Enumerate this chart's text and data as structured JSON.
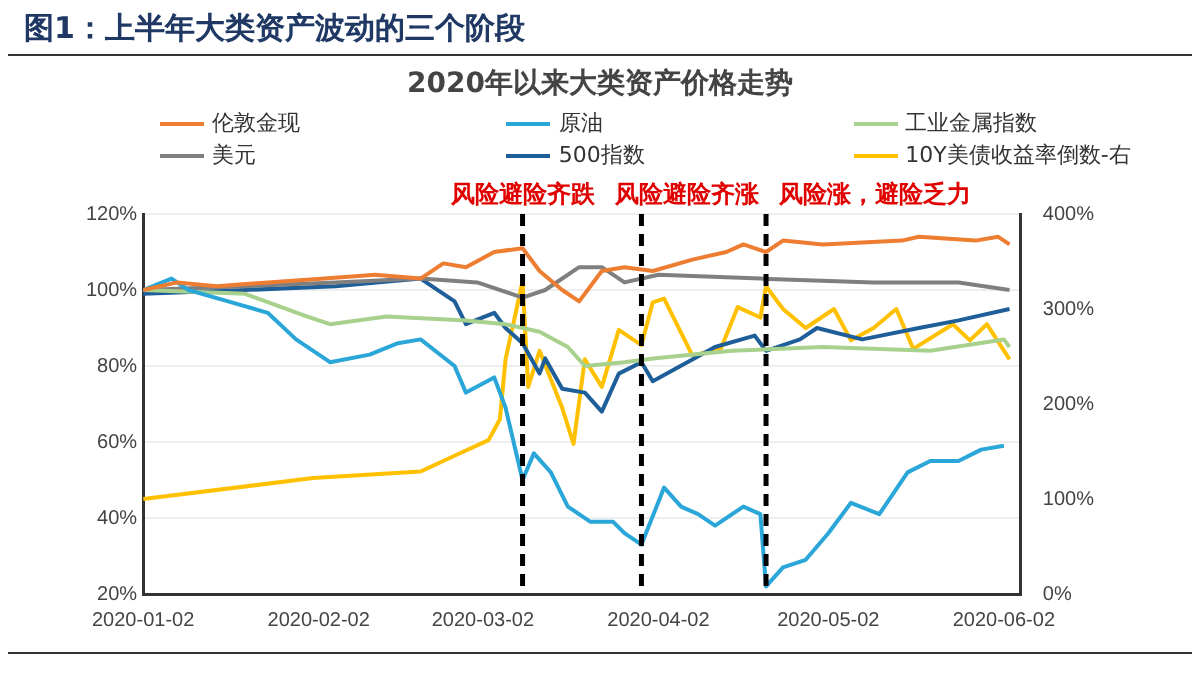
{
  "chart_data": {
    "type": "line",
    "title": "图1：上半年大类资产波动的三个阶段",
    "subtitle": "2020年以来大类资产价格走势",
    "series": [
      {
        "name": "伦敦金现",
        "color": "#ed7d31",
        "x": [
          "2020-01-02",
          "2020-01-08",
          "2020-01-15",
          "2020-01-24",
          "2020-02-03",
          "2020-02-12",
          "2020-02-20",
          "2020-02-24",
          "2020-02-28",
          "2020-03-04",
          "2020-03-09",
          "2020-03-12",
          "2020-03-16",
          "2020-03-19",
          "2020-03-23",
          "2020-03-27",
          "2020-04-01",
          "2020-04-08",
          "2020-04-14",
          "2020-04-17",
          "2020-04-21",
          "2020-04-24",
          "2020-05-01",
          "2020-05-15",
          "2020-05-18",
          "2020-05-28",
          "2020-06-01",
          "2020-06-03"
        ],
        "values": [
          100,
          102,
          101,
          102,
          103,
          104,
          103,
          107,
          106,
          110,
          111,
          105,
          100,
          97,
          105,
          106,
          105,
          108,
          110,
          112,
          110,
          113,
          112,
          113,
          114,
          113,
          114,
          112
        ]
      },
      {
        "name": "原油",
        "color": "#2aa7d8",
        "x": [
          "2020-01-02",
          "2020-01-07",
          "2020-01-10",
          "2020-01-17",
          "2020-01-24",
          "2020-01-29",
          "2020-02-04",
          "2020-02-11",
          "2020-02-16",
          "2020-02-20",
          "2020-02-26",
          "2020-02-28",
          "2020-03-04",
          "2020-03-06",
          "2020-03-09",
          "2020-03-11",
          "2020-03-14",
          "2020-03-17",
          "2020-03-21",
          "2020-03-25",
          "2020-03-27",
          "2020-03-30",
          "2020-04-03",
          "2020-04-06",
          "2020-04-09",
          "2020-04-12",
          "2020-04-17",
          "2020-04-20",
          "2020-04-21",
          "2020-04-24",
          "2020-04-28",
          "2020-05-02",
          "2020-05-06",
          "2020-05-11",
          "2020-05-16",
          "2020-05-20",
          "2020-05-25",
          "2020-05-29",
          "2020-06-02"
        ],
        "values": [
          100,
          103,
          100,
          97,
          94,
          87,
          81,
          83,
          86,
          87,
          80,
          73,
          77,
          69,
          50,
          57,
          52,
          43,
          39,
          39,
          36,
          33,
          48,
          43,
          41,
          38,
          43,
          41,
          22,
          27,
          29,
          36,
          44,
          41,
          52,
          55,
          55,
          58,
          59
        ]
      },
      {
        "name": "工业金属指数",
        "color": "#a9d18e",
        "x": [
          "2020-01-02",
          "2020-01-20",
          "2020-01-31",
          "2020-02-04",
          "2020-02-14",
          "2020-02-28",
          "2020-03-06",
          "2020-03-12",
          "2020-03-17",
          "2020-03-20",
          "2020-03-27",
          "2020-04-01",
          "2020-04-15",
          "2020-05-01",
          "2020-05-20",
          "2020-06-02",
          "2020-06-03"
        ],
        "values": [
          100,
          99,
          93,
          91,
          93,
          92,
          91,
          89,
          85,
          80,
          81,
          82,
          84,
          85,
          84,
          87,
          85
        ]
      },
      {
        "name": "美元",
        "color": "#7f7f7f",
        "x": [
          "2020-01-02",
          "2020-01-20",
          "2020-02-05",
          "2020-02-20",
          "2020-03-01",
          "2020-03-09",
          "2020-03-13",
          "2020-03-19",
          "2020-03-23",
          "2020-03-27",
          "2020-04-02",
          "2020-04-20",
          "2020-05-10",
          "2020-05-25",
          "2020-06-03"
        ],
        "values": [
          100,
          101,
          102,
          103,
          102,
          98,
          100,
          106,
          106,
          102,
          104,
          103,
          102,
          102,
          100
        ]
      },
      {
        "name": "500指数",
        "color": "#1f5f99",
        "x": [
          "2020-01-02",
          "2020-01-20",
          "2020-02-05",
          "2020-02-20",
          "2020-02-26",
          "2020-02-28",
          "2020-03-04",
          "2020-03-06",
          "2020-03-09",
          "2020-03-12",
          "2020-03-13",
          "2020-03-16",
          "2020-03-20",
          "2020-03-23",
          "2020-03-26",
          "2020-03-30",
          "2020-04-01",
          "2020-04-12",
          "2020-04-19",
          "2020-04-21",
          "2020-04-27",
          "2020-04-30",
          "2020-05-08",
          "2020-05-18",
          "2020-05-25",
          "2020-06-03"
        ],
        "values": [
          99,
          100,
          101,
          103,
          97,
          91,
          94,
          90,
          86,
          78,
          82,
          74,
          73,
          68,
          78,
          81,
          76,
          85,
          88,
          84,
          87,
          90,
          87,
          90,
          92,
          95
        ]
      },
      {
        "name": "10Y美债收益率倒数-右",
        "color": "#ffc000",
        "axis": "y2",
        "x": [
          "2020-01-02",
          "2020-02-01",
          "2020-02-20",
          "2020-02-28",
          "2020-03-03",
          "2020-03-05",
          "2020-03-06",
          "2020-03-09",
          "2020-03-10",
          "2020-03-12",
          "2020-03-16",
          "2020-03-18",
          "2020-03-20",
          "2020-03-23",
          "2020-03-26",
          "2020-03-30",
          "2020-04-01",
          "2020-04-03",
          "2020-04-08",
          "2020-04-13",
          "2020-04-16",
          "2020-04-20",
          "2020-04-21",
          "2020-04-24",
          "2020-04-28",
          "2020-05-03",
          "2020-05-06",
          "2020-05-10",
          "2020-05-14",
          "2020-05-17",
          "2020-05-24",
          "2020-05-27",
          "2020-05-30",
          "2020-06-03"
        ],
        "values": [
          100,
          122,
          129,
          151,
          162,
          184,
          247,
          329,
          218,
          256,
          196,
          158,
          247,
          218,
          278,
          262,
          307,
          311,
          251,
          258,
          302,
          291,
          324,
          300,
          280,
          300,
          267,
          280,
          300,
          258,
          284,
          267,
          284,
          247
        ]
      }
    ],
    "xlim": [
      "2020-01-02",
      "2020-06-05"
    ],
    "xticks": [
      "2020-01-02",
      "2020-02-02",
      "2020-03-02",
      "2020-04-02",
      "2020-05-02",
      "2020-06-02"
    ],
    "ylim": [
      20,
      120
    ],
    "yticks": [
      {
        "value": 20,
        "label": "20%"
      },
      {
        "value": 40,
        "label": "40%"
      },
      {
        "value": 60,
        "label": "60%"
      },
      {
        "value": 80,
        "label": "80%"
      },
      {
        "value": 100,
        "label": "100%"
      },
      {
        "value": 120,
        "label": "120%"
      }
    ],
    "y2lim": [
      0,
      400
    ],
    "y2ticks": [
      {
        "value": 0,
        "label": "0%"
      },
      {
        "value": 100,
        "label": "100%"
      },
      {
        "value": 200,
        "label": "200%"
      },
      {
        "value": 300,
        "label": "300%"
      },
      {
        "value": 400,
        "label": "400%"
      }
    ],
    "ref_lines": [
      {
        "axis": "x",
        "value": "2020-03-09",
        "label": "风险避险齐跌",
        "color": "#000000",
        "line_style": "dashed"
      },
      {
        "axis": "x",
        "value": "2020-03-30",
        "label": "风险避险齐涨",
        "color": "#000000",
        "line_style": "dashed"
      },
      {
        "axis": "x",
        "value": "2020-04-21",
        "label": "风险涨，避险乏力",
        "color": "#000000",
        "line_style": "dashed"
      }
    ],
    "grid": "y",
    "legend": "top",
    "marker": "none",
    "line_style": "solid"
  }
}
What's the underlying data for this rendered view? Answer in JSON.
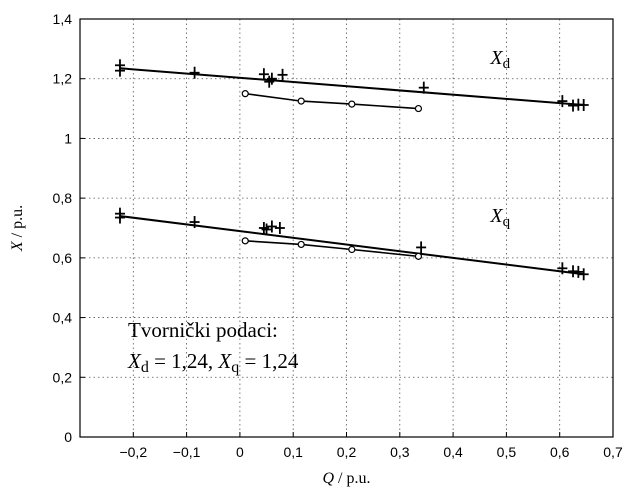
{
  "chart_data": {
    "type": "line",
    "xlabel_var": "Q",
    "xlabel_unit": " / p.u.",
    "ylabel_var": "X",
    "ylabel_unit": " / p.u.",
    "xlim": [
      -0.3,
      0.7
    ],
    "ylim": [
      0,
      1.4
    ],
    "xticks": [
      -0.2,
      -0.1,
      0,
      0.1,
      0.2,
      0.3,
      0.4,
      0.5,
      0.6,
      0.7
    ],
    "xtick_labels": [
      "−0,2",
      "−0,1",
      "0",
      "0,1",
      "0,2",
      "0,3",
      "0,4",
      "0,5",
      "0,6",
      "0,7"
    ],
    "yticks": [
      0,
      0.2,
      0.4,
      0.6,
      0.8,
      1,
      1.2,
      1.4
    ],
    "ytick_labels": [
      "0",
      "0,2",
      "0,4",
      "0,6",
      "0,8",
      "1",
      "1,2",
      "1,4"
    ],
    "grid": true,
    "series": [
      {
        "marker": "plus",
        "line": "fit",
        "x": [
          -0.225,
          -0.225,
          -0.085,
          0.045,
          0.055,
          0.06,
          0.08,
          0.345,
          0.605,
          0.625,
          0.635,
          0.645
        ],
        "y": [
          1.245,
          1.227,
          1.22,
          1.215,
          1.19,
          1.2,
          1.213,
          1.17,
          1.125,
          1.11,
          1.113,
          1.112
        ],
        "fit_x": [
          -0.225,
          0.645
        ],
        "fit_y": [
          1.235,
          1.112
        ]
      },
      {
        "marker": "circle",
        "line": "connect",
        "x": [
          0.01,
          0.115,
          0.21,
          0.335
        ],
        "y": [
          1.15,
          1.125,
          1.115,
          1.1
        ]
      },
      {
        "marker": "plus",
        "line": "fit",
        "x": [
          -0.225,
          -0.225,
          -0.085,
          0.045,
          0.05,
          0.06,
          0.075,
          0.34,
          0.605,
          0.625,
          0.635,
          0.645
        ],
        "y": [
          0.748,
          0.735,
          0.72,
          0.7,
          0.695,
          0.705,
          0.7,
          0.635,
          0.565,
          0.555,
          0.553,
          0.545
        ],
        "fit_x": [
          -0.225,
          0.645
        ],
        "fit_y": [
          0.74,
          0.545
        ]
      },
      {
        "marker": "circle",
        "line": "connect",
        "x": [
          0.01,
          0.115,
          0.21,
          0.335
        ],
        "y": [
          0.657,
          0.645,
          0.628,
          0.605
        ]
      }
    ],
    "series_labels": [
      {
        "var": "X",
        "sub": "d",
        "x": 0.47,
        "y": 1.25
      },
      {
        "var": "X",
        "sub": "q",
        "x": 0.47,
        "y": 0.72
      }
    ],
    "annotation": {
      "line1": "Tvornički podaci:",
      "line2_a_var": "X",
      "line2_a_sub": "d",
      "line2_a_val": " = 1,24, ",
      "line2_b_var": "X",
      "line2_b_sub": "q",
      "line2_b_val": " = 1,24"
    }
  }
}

### Exercise
Filter the listing above by the word "color"; copy each line that passes.

### Response
        "color": "#ed7d31",
        "color": "#2aa7d8",
        "color": "#a9d18e",
        "color": "#7f7f7f",
        "color": "#1f5f99",
        "color": "#ffc000",
        "color": "#000000",
        "color": "#000000",
        "color": "#000000",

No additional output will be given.